Instruction
Which lines contain the string "Assa"? Please list every one of them.

***** Dataset records *****

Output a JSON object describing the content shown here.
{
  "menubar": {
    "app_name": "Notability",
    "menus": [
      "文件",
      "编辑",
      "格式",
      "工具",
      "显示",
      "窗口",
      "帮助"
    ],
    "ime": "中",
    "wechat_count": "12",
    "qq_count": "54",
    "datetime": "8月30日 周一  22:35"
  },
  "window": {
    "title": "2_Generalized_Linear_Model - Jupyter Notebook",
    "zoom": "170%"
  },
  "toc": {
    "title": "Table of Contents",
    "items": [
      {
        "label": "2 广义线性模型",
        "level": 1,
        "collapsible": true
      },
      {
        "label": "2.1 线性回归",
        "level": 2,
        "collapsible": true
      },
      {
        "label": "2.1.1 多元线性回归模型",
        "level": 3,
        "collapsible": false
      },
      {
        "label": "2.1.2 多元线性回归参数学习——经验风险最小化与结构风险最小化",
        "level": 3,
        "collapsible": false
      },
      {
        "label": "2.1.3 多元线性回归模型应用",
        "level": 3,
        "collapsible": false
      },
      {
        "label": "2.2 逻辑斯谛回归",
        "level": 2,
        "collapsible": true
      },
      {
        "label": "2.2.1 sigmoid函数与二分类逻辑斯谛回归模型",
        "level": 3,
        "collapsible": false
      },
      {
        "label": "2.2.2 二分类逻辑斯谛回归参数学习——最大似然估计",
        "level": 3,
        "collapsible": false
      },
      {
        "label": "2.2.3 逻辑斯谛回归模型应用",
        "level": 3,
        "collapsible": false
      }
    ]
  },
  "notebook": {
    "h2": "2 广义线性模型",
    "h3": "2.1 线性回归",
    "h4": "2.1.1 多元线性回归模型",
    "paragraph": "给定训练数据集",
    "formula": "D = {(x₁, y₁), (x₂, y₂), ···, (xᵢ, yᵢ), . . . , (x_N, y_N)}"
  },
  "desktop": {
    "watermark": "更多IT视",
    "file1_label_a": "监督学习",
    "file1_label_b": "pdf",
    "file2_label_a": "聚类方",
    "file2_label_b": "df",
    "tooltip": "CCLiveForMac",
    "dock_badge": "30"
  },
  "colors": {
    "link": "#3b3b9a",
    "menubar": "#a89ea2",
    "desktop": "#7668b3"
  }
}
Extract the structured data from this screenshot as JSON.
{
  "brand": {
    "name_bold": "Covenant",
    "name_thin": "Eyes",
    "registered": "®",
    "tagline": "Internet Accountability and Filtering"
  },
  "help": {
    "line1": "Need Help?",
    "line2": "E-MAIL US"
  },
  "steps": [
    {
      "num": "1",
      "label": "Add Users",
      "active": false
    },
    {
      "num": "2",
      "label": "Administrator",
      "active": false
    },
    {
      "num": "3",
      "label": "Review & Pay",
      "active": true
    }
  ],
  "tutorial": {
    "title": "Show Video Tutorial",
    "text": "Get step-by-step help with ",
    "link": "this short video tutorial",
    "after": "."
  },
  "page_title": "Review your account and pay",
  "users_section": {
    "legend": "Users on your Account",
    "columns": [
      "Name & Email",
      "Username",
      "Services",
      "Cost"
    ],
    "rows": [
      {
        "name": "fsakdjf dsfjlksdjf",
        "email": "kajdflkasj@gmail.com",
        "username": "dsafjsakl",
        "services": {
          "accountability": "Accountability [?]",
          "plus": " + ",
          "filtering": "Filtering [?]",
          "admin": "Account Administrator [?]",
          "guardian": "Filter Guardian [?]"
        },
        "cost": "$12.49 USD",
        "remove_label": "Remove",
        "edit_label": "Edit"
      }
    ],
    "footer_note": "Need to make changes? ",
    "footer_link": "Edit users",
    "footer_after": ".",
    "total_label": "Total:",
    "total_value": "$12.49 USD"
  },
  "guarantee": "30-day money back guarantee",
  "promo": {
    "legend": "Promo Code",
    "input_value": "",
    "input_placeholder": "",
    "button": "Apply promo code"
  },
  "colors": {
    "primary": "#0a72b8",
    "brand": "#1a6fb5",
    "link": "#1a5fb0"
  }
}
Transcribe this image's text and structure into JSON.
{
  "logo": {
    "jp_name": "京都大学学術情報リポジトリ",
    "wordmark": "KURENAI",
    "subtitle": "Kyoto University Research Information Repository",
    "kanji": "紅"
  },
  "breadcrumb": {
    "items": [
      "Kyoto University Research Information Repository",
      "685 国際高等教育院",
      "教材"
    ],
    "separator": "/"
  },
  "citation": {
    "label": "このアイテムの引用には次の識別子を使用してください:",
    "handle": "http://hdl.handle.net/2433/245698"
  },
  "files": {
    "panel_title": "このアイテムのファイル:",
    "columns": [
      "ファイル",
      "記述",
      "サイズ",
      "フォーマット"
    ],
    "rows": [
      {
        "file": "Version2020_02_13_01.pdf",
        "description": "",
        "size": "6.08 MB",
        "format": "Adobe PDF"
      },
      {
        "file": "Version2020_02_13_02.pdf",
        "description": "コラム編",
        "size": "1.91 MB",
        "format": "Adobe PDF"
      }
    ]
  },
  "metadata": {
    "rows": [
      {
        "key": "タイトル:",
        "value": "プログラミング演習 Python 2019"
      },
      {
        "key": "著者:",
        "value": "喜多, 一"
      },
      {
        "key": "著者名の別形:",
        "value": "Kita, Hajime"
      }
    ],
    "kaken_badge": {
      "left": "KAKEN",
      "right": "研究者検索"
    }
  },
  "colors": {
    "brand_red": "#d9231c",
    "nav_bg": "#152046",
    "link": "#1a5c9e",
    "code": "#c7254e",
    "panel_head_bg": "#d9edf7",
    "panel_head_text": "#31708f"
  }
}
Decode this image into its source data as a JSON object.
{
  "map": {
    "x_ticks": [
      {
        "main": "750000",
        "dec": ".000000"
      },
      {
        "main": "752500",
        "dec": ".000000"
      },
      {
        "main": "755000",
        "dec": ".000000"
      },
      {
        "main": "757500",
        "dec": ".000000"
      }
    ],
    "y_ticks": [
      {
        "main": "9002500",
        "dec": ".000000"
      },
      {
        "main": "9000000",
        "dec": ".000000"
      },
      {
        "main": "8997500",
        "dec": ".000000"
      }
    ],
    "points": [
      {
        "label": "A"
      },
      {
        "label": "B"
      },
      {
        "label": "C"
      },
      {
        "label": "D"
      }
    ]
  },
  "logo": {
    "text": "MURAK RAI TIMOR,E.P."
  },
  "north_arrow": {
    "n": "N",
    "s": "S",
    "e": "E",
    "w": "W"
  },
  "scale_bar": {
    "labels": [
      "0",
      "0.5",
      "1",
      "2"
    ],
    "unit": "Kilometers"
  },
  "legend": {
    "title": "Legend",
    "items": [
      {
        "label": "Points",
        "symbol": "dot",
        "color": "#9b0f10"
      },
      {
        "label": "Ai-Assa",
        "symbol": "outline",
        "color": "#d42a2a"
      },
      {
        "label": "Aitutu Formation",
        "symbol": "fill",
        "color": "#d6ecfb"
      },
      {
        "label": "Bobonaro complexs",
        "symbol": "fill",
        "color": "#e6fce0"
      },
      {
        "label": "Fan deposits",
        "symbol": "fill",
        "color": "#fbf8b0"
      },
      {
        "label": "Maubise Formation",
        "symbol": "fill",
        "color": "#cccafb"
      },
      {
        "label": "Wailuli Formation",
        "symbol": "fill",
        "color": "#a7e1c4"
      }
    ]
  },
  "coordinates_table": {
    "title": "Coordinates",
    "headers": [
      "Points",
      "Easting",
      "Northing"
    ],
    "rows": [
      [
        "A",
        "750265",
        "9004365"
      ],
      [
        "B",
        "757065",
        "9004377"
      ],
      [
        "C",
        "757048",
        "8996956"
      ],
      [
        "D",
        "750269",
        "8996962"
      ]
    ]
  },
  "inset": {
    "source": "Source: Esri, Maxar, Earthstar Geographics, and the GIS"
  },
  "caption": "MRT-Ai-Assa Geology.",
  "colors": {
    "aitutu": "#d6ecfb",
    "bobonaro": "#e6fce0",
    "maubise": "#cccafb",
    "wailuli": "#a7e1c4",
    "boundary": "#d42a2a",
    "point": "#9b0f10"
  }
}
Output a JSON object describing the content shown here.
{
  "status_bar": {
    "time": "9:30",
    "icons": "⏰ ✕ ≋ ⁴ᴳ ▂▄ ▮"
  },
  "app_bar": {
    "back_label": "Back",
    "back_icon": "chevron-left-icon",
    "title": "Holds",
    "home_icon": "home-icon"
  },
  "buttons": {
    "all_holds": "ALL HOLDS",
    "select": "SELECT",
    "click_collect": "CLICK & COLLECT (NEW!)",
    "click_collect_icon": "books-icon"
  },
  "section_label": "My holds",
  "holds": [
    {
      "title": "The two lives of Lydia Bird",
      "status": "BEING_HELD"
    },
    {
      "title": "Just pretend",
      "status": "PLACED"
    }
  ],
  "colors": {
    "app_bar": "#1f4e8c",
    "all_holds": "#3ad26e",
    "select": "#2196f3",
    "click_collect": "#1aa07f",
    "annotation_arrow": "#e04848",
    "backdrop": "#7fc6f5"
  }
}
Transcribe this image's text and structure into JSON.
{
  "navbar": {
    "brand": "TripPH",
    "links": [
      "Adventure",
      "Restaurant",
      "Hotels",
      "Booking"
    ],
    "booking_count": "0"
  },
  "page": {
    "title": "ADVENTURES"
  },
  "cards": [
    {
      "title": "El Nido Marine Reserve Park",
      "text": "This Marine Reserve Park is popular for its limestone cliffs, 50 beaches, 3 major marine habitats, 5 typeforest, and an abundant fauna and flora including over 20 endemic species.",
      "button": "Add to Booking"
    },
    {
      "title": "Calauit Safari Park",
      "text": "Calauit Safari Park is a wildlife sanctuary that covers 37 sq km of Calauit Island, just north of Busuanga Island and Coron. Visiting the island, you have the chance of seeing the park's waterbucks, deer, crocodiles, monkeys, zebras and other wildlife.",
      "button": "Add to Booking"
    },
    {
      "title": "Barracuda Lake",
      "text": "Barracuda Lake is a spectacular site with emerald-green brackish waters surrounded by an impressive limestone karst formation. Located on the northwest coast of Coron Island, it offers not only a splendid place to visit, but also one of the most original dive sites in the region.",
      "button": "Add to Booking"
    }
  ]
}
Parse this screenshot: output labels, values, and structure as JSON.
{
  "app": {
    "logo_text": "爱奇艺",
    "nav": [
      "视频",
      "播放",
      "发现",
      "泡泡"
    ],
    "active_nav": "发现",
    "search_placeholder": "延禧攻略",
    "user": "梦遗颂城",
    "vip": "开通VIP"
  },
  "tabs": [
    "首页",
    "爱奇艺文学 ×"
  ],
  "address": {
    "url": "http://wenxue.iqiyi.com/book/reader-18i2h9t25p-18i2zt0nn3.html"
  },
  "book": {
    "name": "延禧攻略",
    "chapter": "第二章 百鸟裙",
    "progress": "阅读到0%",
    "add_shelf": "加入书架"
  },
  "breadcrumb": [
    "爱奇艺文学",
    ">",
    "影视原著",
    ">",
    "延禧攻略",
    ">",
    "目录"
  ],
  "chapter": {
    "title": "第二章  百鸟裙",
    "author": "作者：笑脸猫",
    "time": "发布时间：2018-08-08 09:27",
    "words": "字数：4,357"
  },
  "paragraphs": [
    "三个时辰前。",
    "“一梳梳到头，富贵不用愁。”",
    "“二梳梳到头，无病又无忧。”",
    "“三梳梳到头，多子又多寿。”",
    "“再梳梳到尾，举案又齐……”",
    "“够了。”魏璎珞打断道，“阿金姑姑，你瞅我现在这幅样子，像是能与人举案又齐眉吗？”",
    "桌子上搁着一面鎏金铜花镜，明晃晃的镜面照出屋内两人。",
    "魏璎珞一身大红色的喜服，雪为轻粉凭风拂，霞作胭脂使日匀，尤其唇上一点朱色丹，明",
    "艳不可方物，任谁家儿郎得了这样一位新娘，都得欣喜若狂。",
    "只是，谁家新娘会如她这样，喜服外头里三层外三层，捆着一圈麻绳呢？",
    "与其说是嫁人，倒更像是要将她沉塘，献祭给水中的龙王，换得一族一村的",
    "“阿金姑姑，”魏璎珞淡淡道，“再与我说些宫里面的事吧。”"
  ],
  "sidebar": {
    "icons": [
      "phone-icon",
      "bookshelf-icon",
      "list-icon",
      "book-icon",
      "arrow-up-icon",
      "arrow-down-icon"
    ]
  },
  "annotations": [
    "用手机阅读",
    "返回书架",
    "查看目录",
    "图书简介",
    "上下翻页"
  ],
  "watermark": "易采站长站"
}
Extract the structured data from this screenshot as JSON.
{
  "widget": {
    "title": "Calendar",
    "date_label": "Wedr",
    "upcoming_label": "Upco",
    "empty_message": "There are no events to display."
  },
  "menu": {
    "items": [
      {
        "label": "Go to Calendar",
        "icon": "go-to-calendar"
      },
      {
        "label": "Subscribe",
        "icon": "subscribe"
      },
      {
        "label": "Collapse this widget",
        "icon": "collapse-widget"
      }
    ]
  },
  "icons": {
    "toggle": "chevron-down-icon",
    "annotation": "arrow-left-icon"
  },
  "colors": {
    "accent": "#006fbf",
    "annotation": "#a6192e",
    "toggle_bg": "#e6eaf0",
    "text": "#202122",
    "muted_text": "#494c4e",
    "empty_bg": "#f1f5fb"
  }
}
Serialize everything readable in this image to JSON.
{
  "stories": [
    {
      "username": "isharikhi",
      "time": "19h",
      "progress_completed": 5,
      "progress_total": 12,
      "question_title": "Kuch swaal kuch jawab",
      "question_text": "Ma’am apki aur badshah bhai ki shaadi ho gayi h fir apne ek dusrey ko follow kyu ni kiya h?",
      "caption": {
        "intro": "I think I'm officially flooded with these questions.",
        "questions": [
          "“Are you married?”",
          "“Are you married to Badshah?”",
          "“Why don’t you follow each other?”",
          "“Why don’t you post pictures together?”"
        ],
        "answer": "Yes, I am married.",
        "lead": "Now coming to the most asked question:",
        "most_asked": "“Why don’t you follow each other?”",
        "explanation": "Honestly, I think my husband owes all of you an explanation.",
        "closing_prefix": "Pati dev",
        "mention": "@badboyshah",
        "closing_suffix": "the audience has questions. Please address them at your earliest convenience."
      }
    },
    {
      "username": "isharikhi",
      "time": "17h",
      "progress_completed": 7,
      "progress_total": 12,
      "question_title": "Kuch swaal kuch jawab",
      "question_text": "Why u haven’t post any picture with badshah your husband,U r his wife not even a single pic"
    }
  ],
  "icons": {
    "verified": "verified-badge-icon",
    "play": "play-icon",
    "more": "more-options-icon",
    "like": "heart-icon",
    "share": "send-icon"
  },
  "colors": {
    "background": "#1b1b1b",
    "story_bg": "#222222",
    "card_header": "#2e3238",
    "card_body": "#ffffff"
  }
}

*****

Response to this task
        "label": "Ai-Assa",
  "caption": "MRT-Ai-Assa Geology.",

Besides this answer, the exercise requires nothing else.